#### GIVEN TASK:
Extract each line holding the word "JSON" from the entries.

#### RECORDED DATA:
──────────────────────────────
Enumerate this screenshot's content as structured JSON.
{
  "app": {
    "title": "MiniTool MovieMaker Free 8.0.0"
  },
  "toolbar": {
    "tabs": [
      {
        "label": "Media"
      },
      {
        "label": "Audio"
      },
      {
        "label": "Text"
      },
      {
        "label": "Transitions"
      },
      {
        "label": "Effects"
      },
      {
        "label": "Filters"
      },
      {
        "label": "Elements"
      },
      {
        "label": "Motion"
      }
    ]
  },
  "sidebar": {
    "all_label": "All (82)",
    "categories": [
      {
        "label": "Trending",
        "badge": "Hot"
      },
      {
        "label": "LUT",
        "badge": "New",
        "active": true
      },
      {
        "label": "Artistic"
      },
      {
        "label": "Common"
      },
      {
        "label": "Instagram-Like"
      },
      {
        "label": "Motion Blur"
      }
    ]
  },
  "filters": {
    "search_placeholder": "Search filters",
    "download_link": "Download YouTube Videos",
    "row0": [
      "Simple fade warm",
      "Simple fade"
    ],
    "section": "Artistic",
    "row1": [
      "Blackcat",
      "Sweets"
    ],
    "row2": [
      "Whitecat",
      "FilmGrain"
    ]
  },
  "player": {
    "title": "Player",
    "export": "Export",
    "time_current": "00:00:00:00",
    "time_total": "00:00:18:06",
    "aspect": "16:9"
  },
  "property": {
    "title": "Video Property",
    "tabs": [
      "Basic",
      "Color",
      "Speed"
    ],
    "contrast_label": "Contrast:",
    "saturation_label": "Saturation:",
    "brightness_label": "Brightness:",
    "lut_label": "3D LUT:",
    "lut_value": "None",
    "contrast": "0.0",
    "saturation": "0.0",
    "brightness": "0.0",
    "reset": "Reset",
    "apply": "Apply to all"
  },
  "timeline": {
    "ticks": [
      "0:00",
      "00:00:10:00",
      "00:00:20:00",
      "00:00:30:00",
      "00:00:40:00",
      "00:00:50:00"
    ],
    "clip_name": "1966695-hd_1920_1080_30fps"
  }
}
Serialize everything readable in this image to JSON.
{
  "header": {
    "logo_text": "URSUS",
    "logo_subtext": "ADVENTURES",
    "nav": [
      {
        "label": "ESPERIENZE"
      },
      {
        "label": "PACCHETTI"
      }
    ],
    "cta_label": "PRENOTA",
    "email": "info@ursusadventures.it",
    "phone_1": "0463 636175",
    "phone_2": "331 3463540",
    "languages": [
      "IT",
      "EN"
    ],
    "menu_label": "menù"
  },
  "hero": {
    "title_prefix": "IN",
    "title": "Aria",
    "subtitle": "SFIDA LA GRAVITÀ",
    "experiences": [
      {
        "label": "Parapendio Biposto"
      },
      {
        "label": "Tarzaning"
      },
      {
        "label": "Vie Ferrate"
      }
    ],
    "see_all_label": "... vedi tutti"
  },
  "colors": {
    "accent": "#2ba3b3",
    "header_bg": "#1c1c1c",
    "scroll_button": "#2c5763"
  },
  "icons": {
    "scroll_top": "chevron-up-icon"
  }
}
──────────────────────────────
#### OUTPUT FOR THIS EXERCISE:
Enumerate this screenshot's content as structured JSON.
Serialize everything readable in this image to JSON.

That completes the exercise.